# Extracted information:
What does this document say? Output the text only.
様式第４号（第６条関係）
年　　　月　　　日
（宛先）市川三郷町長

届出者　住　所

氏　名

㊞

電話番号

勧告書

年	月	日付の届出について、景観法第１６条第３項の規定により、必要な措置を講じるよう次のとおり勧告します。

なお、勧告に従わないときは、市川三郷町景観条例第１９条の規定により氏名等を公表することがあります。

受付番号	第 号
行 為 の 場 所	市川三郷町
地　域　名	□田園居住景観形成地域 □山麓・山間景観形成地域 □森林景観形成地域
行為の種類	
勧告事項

# Work to do:
Reproduce every line above without error.

# Solution to this problem:
What does this document say? Output the text only.
様式第４号（第６条関係）
年　　　月　　　日
（宛先）市川三郷町長

届出者　住　所

氏　名

㊞

電話番号

勧告書

年	月	日付の届出について、景観法第１６条第３項の規定により、必要な措置を講じるよう次のとおり勧告します。

なお、勧告に従わないときは、市川三郷町景観条例第１９条の規定により氏名等を公表することがあります。

受付番号	第 号
行 為 の 場 所	市川三郷町
地　域　名	□田園居住景観形成地域 □山麓・山間景観形成地域 □森林景観形成地域
行為の種類	
勧告事項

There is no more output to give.